**Stated problem**: Count, in the entries below, the lines in which "type" occurs. Give the number, nothing more.

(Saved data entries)

= = = = = = =

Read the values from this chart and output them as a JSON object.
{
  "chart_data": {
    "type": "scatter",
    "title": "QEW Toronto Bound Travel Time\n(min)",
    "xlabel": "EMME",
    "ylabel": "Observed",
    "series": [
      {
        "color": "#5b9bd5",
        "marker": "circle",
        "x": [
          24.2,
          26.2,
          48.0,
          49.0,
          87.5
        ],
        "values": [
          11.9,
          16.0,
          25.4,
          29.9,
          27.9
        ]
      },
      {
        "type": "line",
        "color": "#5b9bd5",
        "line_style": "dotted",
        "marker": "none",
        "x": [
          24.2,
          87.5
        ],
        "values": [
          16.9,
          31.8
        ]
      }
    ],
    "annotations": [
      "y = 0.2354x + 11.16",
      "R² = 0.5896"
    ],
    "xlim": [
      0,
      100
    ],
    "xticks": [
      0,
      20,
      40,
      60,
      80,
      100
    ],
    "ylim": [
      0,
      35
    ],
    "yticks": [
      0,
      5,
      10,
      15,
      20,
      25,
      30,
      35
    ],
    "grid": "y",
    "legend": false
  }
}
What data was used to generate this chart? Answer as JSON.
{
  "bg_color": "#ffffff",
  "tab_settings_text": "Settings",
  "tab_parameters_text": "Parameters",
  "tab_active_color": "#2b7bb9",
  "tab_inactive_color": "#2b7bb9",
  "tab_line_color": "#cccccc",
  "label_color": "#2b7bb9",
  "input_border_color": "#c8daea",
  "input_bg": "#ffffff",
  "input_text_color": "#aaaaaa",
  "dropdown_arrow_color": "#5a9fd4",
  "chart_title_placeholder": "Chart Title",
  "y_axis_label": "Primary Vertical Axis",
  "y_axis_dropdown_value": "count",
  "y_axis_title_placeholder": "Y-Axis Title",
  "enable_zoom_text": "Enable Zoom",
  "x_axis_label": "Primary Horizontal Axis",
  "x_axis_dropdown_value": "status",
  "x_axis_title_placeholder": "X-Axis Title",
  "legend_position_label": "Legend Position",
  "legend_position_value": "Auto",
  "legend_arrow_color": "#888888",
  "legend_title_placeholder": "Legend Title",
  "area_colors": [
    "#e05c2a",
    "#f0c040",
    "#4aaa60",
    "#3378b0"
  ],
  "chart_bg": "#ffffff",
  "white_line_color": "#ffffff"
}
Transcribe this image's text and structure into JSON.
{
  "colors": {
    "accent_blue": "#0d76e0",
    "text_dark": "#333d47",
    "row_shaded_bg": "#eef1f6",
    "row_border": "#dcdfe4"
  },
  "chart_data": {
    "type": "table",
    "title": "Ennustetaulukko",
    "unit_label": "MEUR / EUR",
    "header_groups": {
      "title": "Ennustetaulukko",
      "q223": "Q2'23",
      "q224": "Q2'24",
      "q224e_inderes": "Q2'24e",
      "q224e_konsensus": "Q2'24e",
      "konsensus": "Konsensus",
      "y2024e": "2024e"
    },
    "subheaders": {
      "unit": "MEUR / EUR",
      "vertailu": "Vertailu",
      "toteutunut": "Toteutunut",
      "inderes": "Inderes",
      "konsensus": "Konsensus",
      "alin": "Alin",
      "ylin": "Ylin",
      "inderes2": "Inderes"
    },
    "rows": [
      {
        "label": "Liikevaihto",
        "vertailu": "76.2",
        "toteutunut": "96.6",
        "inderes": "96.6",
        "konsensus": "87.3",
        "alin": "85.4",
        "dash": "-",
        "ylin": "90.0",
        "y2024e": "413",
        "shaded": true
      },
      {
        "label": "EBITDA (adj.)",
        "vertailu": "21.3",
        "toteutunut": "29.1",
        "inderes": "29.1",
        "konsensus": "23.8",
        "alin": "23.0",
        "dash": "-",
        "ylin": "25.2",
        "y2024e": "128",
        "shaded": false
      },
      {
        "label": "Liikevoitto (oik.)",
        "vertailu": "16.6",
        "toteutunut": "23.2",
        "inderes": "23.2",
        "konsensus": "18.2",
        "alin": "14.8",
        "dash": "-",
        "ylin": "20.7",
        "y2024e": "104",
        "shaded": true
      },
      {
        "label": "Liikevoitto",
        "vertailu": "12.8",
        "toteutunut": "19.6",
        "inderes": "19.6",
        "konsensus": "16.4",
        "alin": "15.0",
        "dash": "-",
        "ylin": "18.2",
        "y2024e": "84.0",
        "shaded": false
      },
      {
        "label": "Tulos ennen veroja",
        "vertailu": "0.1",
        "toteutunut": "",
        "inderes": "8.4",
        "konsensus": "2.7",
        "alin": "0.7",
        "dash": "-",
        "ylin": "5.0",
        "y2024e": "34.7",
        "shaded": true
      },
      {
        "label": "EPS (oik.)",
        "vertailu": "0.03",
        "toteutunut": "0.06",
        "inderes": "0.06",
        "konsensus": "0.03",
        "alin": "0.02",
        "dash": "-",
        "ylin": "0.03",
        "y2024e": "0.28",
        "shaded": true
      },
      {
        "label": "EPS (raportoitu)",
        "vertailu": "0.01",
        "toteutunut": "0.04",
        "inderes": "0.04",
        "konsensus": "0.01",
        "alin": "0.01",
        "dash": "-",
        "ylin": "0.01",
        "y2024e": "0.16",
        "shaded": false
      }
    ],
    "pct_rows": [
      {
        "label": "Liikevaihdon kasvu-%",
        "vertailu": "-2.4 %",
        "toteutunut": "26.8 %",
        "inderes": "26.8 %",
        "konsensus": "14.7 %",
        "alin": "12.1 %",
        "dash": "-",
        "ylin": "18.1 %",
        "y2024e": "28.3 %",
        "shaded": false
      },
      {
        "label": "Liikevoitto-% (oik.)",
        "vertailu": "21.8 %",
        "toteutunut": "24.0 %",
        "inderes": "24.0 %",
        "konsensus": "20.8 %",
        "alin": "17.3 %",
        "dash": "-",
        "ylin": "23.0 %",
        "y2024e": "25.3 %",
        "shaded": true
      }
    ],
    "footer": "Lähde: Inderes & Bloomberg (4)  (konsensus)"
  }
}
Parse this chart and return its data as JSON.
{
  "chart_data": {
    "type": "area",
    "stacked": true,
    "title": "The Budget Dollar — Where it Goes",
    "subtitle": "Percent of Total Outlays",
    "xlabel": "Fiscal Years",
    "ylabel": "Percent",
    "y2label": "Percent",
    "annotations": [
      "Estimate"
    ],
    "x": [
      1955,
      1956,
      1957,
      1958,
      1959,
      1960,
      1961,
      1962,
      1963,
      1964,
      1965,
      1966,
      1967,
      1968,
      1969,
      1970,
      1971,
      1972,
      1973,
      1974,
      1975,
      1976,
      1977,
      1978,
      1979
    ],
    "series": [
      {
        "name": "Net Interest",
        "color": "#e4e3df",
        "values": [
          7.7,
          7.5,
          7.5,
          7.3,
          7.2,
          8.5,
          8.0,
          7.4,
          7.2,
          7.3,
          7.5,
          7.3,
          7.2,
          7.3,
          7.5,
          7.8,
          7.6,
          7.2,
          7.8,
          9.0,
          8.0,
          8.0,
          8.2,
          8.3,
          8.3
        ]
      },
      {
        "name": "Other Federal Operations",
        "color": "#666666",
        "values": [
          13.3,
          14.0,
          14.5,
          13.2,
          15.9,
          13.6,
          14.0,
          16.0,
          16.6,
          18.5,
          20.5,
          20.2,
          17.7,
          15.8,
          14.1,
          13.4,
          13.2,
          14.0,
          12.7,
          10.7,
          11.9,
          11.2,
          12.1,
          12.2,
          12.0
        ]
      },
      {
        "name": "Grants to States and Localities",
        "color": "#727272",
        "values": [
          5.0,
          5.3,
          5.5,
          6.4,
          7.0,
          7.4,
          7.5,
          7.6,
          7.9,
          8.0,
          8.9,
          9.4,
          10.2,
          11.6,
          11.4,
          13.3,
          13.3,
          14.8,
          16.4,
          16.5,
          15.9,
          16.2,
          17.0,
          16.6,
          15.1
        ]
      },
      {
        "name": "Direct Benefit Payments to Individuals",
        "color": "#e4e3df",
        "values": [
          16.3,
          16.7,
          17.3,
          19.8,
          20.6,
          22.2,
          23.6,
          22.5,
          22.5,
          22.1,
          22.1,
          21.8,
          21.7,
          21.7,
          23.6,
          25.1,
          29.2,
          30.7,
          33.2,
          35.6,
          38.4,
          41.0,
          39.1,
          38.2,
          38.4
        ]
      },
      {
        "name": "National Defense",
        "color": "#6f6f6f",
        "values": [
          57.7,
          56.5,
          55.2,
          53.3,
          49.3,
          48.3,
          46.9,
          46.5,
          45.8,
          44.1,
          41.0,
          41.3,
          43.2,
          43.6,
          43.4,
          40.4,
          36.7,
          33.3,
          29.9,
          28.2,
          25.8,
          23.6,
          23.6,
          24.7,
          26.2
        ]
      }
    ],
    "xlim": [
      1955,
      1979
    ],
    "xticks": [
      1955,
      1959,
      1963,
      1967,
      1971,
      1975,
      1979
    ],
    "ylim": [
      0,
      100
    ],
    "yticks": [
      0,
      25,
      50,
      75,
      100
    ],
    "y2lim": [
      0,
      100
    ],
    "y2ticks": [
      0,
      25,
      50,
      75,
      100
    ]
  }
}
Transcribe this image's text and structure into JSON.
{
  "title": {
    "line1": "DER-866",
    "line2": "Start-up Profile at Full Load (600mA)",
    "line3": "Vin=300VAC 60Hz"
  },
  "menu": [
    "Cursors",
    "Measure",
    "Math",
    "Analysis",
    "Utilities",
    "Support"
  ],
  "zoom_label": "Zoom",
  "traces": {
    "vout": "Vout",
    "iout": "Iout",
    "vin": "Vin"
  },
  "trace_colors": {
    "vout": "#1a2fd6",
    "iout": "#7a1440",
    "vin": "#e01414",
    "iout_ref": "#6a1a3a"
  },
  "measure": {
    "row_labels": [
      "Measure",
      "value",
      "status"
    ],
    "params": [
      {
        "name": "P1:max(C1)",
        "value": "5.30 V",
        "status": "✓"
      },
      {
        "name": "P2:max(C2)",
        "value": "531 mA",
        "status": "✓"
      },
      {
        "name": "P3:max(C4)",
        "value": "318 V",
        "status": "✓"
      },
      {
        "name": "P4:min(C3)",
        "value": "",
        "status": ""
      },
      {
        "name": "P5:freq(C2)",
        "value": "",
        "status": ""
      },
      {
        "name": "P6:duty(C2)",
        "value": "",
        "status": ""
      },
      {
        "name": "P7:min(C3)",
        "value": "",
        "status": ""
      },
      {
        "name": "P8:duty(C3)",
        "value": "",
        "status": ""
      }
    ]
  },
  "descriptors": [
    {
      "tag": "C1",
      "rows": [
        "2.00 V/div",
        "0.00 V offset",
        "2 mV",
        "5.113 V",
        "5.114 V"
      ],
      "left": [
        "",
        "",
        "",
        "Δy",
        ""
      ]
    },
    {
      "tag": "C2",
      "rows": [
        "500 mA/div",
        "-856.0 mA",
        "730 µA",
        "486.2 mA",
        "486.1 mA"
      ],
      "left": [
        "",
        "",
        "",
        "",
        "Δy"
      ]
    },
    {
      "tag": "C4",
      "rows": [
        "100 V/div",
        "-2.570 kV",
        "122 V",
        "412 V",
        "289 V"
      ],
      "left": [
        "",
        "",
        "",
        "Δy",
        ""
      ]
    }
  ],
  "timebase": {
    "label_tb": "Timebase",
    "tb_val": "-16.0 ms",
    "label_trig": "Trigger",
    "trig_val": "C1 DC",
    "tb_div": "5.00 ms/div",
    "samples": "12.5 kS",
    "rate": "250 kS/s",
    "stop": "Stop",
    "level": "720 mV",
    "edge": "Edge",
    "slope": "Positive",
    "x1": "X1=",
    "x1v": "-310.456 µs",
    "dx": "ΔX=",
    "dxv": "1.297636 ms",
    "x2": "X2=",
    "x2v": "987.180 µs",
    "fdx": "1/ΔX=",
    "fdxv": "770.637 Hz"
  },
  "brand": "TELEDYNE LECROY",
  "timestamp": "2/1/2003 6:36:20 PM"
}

= = = = = = =

**Reply**: 4